======== ОТРЫВОК ========

Позднее формируются и другие уровни социокультурной идентичности. Иерархию таких уровней можно представить в виде определенной последовательности:
• я-идентичность — индивидуальные представления о себе самом как члене общества;
• субъективная социокультурная идентичность—представление индивида о своей идентичности в ситуациях социального взаимодействия в обществе;
• демонстрируемая публичная идентичность—реакция окружающих на социокультурное поведение человека, его образ, передаваемый через поведение окружающих;
• объективная социокультурная идентичность — совокупность, которая проявляется в ситуации социального контакта объективно.
Действительно, человек отождествляет себя с культурой, если разделяет ценности этой культуры как личные. Далее он должен самоотождествлять себя с социокультурными традициями, сознательно отвечая за их преемственность, передавая их из поколения в поколение. Это предполагает определенные формы поведения в ситуации социального взаимодействия.
Общность чувств, идей, традиций, верований, созданная медленными наследственными накоплениями в рамках одной цивилизации, придает психическому складу народа определенное единство, большую прочность, созидательную силу. Именно она создала величие Рима в древности, великолепие Венеции в средние века, грозную мощь Британской империи в Новое время и “тихоокеанское чудо” в наши дни.
Г.Лебон писал, что самое яркое впечатление, вынесенное им из продолжительных путешествий по различным странам,— это то, что “каждый народ обладает душевными строем, столь же устойчивым, как и его анатомические особенности, и от него-то и происходят его чувства, его мысли, его учреждения, его верования и его искусство”.
Люди каждой цивилизации обладают, несмотря на различие их социального положения, общими чертами характера, составляющими бессознательное наследство от их предков. И с этой точки зрения судьбой народов и культур руководят в гораздо большей степени умершие поколения, чем живые,— ими заложены основания цивилизации.
Известно, что западное сознание глубоко индивидуалистично. Западная цивилизация пережила Ренессанс, Реформацию, Просвещение, сделавшие человека мерилом всех вещей. Именно человек, его разум, его рациональность считаются здесь огромной ценностью. Лишь то, что создано человеком, имеет значение. Для западного общества всегда было важно понятие материального прогресса. Им правит принцип личной ответственности за растущее благосостояние общества. И материальный прогресс поощряется обществом, уважается им. Такая позиция была воспринята протестантизмом, который стал ведущей религией западной цивилизации. Человек западной культуры живет, чтобы работать и, увеличивая личное благосостояние, создавать благосостояние общества. В этом состоят наиболее общие основы социокультурной идентичности западного цивилизационного типа.
Православная культурная идентичность совсем иная. Православный мир не знал Реформации и Ренессанса. В российской культуре традиционно превыше всего ставилась вера, личность никогда не была важна сама по себе. В этом смысле православный мир основан на началах реализма, а не номинализма: в нем явно довлеет приоритет общего над индивидуальным. Религиозность русской культуры и приоритетность коллективистских начал — взаимосвязанные характеристики. Поэтому в российском обществе очень мало личной инициативы, ее традиционно ждут сверху, в нее верят (коммунизм когда-то тоже был верой).

======== НАБОР ДАННЫХ ========

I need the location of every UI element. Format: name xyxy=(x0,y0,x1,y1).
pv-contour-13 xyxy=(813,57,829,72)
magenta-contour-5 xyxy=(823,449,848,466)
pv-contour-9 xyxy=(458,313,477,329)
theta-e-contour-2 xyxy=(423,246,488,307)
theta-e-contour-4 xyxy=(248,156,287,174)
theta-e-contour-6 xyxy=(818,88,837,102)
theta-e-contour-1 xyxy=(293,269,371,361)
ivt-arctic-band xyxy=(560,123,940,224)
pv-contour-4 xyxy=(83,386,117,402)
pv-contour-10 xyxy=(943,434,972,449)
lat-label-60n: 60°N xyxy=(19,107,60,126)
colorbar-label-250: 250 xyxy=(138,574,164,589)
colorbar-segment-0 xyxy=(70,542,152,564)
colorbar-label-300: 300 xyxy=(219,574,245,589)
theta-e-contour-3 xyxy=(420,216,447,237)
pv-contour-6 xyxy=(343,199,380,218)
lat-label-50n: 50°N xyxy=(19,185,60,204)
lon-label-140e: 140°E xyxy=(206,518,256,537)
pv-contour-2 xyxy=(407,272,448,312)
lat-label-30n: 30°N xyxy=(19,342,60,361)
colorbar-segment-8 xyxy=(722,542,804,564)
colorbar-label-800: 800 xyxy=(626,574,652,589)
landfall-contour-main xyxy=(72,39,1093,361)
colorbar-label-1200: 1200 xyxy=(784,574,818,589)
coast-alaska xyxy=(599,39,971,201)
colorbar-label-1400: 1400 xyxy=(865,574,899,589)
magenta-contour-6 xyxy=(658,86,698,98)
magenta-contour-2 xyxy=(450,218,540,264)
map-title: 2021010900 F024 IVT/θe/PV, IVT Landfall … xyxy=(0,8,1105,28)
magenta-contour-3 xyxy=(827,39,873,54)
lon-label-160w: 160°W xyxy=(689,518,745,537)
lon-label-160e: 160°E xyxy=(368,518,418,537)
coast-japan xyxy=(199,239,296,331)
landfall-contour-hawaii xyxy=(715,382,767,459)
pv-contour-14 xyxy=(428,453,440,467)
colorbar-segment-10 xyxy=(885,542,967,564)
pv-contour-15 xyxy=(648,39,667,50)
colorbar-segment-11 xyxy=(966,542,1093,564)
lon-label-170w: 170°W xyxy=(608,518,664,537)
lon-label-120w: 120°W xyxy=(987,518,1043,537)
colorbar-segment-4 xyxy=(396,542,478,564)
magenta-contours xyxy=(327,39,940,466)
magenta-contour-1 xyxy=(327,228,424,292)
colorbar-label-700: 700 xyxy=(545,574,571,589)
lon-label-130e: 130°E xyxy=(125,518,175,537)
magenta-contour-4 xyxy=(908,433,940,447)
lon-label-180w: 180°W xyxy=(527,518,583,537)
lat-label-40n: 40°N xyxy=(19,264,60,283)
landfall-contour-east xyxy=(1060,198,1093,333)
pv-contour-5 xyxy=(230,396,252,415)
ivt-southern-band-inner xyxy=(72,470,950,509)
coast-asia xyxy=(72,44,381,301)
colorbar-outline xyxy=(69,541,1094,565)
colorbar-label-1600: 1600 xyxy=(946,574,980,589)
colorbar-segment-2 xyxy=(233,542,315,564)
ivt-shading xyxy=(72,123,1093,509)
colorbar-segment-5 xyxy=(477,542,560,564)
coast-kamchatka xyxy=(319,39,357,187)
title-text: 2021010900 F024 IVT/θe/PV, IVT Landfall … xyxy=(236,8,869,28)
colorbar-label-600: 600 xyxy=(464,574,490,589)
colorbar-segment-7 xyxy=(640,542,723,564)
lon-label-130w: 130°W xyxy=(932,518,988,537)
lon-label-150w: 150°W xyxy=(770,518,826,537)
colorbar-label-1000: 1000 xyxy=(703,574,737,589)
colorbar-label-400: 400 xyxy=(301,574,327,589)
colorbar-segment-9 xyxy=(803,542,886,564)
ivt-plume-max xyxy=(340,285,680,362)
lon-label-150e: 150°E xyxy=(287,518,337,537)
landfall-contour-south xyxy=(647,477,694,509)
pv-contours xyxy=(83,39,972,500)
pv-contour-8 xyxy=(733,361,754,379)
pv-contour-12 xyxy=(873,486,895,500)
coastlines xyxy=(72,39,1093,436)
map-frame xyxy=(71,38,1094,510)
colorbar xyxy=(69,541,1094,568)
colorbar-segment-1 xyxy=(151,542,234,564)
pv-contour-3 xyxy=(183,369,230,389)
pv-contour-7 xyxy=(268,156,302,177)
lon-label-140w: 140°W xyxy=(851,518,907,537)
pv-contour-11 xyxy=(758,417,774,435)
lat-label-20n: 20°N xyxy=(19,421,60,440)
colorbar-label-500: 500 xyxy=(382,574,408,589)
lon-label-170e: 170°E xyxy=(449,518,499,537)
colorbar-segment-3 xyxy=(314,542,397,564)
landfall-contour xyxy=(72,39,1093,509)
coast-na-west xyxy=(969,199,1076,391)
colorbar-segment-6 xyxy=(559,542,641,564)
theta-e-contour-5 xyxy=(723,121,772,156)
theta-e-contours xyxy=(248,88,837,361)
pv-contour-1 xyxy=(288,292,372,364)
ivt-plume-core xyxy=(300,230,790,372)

========

ВАША ЦЕЛЬ »
Пожалуйста, подхватите отрывок о социокультурной идентичности и продолжите его с того места, на котором он заканчивается.

ОТВЕТ »
При этом вера никогда не бывает лишь чувством, эмоцией, она соединена с логосом, требует рационального обеспечения. Большие идеи и великие цели обладают в нашей культуре огромной притягательной силой, они способны мобилизовать цивилизационную энергетику и явить миру “русское чудо”. Так было, когда Россия сбросила татаро-монгольское иго, разбила Наполеона, разгромила фашистскую Германию. Огромный потенциал православной культуры в том, что она способна развиваться под влиянием больших идей. Человек в нашей культуре готов поверить в идею и служить ей.
Конфуцианский менталитет стран АТР дает нам еще один тип социокультурной идентичности. Краеугольным камнем конфуцианского сознания является клановая солидарность. При отсутствии личного индивидуализма семью в этой цивилизации можно рассматривать как главную ячейку общества. Человек живет и работает ради семьи и вместе с семьей. Клановая солидарность —это та могучая сила, которая сплачивает конфуцианские страны. А это, в свою очередь, рождает патриотизм, любовь к родине, желание трудиться во имя ее.
Процесс идентификации с социокультурной общностью—на уровне социальной группы, государства, цивилизации (культуры) —в той или иной мере происходит в психике любого человека. Однако у политиков и особенно у политических лидеров такой процесс особенно ярко выражен. Подчеркнутая идентификация политика со своей страной, нацией, культурой является не только психологической, но и профессиональной характеристикой.
Интересно, что способы идентификации во многом зависят от исторической эпохи, политической системы и политической идеологии. В период античности политический деятель идентифицировал себя с общиной свободных граждан полиса, поскольку гражданское общество и государство еще не были разделены. В эпоху средневековья источником политической власти считался общественный промысел, и монархи идентифицировали себя уже не столько со своими подданными, сколько с институтом государства. Это нашло выражение в знаменитой фразе Людовика XIV: “Государство — это я!”. В тоталитарных государствах ХХ века отождествление национальных интересов с государственными достигло предельного уровня. Политик в таком обществе заботится “о благе народа” с высоты патерналистских презумпций, подчеркивая право правящей партии (или вождя народа) на априорное знание “великих истин”.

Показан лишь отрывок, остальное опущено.